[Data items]

____

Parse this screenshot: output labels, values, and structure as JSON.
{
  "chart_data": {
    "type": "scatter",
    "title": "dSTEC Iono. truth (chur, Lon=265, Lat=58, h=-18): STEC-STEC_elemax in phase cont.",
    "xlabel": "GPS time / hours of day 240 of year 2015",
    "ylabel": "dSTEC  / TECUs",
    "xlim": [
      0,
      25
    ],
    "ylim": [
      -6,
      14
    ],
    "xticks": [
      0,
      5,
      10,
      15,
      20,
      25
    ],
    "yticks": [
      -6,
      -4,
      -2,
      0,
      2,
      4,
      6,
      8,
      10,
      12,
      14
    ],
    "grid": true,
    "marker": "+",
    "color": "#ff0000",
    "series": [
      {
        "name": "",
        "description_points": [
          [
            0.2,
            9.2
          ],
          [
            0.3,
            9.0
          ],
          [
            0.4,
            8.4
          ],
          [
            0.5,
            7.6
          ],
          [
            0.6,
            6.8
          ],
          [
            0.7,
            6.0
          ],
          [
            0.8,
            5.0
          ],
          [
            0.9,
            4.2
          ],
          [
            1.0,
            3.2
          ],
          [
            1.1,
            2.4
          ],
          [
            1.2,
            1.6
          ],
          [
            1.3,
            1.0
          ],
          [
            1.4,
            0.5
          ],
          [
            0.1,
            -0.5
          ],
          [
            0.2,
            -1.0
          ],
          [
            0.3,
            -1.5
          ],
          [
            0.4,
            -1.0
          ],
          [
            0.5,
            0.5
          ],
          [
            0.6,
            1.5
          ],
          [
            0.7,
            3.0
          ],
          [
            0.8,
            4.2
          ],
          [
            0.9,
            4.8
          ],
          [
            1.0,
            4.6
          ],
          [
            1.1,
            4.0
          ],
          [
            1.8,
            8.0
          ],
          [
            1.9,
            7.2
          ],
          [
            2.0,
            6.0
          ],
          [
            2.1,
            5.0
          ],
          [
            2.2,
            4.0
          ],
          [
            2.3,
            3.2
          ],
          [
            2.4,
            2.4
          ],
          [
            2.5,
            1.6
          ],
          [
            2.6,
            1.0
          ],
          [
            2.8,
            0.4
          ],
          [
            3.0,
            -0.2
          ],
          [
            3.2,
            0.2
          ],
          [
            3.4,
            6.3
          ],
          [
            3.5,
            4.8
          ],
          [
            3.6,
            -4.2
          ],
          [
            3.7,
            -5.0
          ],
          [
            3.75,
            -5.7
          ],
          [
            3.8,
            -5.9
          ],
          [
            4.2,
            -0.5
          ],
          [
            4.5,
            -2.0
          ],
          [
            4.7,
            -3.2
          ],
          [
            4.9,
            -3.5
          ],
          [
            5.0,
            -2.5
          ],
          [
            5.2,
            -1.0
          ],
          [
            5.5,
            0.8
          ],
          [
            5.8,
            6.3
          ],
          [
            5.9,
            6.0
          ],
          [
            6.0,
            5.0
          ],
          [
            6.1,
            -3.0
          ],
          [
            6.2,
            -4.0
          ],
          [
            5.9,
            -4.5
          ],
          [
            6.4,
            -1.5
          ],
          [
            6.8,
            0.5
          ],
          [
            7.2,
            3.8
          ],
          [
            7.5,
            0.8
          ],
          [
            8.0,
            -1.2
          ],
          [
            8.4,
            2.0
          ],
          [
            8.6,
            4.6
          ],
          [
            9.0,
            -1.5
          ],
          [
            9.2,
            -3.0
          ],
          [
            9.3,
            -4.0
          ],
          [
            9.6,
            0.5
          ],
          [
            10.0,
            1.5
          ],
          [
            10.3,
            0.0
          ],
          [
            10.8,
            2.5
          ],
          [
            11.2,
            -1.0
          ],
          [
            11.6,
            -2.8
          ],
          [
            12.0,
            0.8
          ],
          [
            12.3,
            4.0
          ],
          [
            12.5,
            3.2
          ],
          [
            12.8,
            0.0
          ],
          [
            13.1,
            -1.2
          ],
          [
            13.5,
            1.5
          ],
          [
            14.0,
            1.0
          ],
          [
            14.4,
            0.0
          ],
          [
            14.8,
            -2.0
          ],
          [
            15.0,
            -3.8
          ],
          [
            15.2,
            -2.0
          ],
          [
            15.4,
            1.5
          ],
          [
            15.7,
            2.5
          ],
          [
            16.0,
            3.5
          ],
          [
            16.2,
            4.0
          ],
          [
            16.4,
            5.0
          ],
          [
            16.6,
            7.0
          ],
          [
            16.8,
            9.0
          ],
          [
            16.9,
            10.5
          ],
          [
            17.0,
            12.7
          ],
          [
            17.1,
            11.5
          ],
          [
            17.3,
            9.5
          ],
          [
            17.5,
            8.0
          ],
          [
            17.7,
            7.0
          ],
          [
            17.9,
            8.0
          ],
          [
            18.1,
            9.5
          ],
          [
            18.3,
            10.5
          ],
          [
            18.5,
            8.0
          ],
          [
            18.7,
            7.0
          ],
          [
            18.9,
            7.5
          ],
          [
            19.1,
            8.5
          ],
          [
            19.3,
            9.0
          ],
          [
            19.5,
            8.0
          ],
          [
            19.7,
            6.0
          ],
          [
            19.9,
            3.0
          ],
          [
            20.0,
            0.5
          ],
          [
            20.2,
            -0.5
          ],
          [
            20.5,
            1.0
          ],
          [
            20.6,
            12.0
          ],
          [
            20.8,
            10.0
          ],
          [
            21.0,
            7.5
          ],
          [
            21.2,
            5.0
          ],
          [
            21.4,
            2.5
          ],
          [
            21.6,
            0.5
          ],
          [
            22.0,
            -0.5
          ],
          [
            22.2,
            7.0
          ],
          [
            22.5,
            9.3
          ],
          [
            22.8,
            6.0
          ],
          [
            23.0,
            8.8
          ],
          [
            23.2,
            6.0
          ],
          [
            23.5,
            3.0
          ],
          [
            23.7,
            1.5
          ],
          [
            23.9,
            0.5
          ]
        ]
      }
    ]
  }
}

____

* **SHORT EXERCISE**
Reproduce each entry from the records above, character for character.

* **ANSWER TO THIS EXERCISE**
Parse this screenshot: output labels, values, and structure as JSON.
{
  "chart_data": {
    "type": "scatter",
    "title": "dSTEC Iono. truth (chur, Lon=265, Lat=58, h=-18): STEC-STEC_elemax in phase cont.",
    "xlabel": "GPS time / hours of day 240 of year 2015",
    "ylabel": "dSTEC  / TECUs",
    "xlim": [
      0,
      25
    ],
    "ylim": [
      -6,
      14
    ],
    "xticks": [
      0,
      5,
      10,
      15,
      20,
      25
    ],
    "yticks": [
      -6,
      -4,
      -2,
      0,
      2,
      4,
      6,
      8,
      10,
      12,
      14
    ],
    "grid": true,
    "marker": "+",
    "color": "#ff0000",
    "series": [
      {
        "name": "",
        "description_points": [
          [
            0.2,
            9.2
          ],
          [
            0.3,
            9.0
          ],
          [
            0.4,
            8.4
          ],
          [
            0.5,
            7.6
          ],
          [
            0.6,
            6.8
          ],
          [
            0.7,
            6.0
          ],
          [
            0.8,
            5.0
          ],
          [
            0.9,
            4.2
          ],
          [
            1.0,
            3.2
          ],
          [
            1.1,
            2.4
          ],
          [
            1.2,
            1.6
          ],
          [
            1.3,
            1.0
          ],
          [
            1.4,
            0.5
          ],
          [
            0.1,
            -0.5
          ],
          [
            0.2,
            -1.0
          ],
          [
            0.3,
            -1.5
          ],
          [
            0.4,
            -1.0
          ],
          [
            0.5,
            0.5
          ],
          [
            0.6,
            1.5
          ],
          [
            0.7,
            3.0
          ],
          [
            0.8,
            4.2
          ],
          [
            0.9,
            4.8
          ],
          [
            1.0,
            4.6
          ],
          [
            1.1,
            4.0
          ],
          [
            1.8,
            8.0
          ],
          [
            1.9,
            7.2
          ],
          [
            2.0,
            6.0
          ],
          [
            2.1,
            5.0
          ],
          [
            2.2,
            4.0
          ],
          [
            2.3,
            3.2
          ],
          [
            2.4,
            2.4
          ],
          [
            2.5,
            1.6
          ],
          [
            2.6,
            1.0
          ],
          [
            2.8,
            0.4
          ],
          [
            3.0,
            -0.2
          ],
          [
            3.2,
            0.2
          ],
          [
            3.4,
            6.3
          ],
          [
            3.5,
            4.8
          ],
          [
            3.6,
            -4.2
          ],
          [
            3.7,
            -5.0
          ],
          [
            3.75,
            -5.7
          ],
          [
            3.8,
            -5.9
          ],
          [
            4.2,
            -0.5
          ],
          [
            4.5,
            -2.0
          ],
          [
            4.7,
            -3.2
          ],
          [
            4.9,
            -3.5
          ],
          [
            5.0,
            -2.5
          ],
          [
            5.2,
            -1.0
          ],
          [
            5.5,
            0.8
          ],
          [
            5.8,
            6.3
          ],
          [
            5.9,
            6.0
          ],
          [
            6.0,
            5.0
          ],
          [
            6.1,
            -3.0
          ],
          [
            6.2,
            -4.0
          ],
          [
            5.9,
            -4.5
          ],
          [
            6.4,
            -1.5
          ],
          [
            6.8,
            0.5
          ],
          [
            7.2,
            3.8
          ],
          [
            7.5,
            0.8
          ],
          [
            8.0,
            -1.2
          ],
          [
            8.4,
            2.0
          ],
          [
            8.6,
            4.6
          ],
          [
            9.0,
            -1.5
          ],
          [
            9.2,
            -3.0
          ],
          [
            9.3,
            -4.0
          ],
          [
            9.6,
            0.5
          ],
          [
            10.0,
            1.5
          ],
          [
            10.3,
            0.0
          ],
          [
            10.8,
            2.5
          ],
          [
            11.2,
            -1.0
          ],
          [
            11.6,
            -2.8
          ],
          [
            12.0,
            0.8
          ],
          [
            12.3,
            4.0
          ],
          [
            12.5,
            3.2
          ],
          [
            12.8,
            0.0
          ],
          [
            13.1,
            -1.2
          ],
          [
            13.5,
            1.5
          ],
          [
            14.0,
            1.0
          ],
          [
            14.4,
            0.0
          ],
          [
            14.8,
            -2.0
          ],
          [
            15.0,
            -3.8
          ],
          [
            15.2,
            -2.0
          ],
          [
            15.4,
            1.5
          ],
          [
            15.7,
            2.5
          ],
          [
            16.0,
            3.5
          ],
          [
            16.2,
            4.0
          ],
          [
            16.4,
            5.0
          ],
          [
            16.6,
            7.0
          ],
          [
            16.8,
            9.0
          ],
          [
            16.9,
            10.5
          ],
          [
            17.0,
            12.7
          ],
          [
            17.1,
            11.5
          ],
          [
            17.3,
            9.5
          ],
          [
            17.5,
            8.0
          ],
          [
            17.7,
            7.0
          ],
          [
            17.9,
            8.0
          ],
          [
            18.1,
            9.5
          ],
          [
            18.3,
            10.5
          ],
          [
            18.5,
            8.0
          ],
          [
            18.7,
            7.0
          ],
          [
            18.9,
            7.5
          ],
          [
            19.1,
            8.5
          ],
          [
            19.3,
            9.0
          ],
          [
            19.5,
            8.0
          ],
          [
            19.7,
            6.0
          ],
          [
            19.9,
            3.0
          ],
          [
            20.0,
            0.5
          ],
          [
            20.2,
            -0.5
          ],
          [
            20.5,
            1.0
          ],
          [
            20.6,
            12.0
          ],
          [
            20.8,
            10.0
          ],
          [
            21.0,
            7.5
          ],
          [
            21.2,
            5.0
          ],
          [
            21.4,
            2.5
          ],
          [
            21.6,
            0.5
          ],
          [
            22.0,
            -0.5
          ],
          [
            22.2,
            7.0
          ],
          [
            22.5,
            9.3
          ],
          [
            22.8,
            6.0
          ],
          [
            23.0,
            8.8
          ],
          [
            23.2,
            6.0
          ],
          [
            23.5,
            3.0
          ],
          [
            23.7,
            1.5
          ],
          [
            23.9,
            0.5
          ]
        ]
      }
    ]
  }
}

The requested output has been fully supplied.